■ Material for the task:
— BEGIN —
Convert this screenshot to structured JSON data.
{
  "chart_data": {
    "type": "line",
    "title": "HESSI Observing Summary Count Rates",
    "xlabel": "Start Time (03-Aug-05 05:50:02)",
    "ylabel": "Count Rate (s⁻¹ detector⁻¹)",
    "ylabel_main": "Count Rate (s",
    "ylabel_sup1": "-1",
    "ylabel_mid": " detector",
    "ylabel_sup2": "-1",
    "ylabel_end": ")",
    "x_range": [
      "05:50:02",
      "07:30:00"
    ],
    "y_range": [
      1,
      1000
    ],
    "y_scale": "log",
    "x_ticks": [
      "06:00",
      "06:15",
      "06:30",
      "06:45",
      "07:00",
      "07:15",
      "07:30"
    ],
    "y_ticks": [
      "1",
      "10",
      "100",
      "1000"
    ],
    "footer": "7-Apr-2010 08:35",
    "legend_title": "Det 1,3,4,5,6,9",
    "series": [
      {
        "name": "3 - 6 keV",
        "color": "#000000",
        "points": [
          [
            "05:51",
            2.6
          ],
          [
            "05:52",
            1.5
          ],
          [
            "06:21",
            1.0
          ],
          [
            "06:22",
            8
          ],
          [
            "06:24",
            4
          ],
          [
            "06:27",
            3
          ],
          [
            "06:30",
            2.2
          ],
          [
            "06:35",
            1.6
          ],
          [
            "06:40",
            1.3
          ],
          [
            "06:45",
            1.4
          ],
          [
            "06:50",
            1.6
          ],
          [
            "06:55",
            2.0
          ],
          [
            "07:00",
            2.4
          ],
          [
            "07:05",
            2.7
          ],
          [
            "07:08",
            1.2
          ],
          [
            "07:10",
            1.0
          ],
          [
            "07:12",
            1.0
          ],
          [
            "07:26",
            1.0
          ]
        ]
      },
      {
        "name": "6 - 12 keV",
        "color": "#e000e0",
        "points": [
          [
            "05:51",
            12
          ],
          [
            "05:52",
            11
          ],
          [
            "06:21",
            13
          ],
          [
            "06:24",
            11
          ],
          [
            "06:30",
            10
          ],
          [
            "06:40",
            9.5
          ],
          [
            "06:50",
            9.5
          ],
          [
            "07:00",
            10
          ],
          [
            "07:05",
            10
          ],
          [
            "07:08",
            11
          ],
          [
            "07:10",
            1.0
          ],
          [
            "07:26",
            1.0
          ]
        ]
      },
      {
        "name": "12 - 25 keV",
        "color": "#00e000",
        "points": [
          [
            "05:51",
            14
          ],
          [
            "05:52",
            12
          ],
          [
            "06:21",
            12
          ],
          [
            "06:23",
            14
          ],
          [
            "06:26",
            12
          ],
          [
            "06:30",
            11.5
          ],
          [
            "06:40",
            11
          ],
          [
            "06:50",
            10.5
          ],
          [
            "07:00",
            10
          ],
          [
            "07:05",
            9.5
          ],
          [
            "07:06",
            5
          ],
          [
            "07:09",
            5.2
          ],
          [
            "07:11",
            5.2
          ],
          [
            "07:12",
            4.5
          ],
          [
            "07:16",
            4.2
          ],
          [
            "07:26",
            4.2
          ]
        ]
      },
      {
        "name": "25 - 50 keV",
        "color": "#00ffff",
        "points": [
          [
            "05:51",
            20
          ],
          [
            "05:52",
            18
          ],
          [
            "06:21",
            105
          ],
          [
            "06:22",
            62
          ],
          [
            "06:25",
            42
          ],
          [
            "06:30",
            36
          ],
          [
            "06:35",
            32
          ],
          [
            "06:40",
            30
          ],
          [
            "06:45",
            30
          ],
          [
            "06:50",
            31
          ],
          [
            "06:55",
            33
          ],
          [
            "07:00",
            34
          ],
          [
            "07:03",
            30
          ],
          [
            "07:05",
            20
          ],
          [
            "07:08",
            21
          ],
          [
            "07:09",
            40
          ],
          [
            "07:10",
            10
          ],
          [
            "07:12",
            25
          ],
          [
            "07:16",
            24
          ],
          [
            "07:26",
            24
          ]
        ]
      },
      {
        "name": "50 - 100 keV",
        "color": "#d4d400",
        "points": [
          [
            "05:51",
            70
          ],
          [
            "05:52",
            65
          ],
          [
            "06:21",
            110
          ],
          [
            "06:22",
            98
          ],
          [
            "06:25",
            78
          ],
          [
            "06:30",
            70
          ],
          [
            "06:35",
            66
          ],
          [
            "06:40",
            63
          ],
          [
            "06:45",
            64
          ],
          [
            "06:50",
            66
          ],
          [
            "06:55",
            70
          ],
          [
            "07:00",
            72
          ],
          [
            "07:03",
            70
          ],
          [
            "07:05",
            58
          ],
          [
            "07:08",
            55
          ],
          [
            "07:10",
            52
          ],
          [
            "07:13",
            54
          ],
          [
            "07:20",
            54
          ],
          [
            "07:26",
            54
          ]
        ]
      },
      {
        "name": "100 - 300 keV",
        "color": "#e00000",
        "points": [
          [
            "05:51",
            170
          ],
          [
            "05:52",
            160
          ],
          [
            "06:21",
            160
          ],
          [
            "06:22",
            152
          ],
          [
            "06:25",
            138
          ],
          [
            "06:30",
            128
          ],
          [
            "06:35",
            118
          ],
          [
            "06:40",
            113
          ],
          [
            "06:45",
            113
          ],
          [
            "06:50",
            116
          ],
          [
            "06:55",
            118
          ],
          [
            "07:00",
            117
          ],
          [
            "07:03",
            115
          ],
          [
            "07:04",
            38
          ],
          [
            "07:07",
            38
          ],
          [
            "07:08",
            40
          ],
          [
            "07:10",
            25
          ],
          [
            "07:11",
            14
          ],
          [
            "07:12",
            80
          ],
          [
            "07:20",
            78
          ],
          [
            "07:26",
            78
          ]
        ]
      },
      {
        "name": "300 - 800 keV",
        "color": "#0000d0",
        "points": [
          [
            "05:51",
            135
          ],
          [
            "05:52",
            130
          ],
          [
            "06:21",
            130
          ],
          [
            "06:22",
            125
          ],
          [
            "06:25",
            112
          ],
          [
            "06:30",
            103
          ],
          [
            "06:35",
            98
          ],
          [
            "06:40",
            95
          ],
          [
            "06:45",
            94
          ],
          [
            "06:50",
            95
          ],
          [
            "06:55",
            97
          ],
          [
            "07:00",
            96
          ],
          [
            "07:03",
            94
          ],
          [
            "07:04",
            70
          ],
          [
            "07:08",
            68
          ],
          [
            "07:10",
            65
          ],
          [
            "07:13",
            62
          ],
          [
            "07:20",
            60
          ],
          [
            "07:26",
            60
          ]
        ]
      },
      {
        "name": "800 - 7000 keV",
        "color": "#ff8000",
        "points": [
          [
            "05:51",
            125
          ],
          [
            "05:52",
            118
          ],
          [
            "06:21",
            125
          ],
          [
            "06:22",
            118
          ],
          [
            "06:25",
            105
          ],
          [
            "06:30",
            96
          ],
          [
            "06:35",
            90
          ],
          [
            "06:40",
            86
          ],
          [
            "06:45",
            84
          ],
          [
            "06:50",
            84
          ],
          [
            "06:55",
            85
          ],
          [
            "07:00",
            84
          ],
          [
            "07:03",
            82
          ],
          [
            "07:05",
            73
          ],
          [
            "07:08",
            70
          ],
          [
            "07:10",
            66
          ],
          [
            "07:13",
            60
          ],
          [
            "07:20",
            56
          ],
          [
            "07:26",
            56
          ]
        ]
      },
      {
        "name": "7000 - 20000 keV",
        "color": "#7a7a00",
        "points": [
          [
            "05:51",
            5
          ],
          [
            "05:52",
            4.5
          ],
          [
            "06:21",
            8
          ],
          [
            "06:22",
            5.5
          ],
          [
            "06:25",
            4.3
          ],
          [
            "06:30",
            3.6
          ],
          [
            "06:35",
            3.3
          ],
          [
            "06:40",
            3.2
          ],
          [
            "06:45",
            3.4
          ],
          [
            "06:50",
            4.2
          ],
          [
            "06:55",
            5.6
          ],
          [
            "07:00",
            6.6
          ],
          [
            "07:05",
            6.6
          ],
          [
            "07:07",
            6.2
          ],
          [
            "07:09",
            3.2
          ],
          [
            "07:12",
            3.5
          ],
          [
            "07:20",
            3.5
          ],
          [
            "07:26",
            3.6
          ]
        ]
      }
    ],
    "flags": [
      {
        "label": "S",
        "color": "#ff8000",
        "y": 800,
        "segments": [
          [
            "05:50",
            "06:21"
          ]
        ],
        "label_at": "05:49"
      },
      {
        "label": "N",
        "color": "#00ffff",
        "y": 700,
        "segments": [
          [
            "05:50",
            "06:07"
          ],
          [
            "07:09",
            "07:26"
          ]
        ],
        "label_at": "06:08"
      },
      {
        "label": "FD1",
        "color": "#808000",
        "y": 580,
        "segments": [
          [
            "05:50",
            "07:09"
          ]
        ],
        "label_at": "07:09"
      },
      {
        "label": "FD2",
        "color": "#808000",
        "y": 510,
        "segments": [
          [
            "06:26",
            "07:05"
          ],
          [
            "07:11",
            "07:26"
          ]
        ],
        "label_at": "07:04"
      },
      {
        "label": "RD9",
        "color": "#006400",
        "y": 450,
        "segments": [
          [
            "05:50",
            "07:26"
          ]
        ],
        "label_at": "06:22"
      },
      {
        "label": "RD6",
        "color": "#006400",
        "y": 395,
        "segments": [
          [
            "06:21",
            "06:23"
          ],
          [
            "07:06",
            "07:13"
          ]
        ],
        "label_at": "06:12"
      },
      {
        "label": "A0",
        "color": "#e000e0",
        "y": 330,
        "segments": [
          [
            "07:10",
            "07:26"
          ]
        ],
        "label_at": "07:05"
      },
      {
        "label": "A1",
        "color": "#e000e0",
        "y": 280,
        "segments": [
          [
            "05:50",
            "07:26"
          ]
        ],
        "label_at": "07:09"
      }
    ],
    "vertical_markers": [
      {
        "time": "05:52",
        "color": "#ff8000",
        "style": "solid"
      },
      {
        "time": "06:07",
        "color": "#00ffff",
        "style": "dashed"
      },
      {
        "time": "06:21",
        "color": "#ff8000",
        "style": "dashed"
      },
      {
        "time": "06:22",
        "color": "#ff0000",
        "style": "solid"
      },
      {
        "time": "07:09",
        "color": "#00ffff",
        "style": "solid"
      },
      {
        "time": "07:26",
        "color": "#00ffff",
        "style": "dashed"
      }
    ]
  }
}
— END —
Scan the material above. Extract every line in which the word "Count" occurs.

■ Exercise output:
    "title": "HESSI Observing Summary Count Rates",
    "ylabel": "Count Rate (s⁻¹ detector⁻¹)",
    "ylabel_main": "Count Rate (s",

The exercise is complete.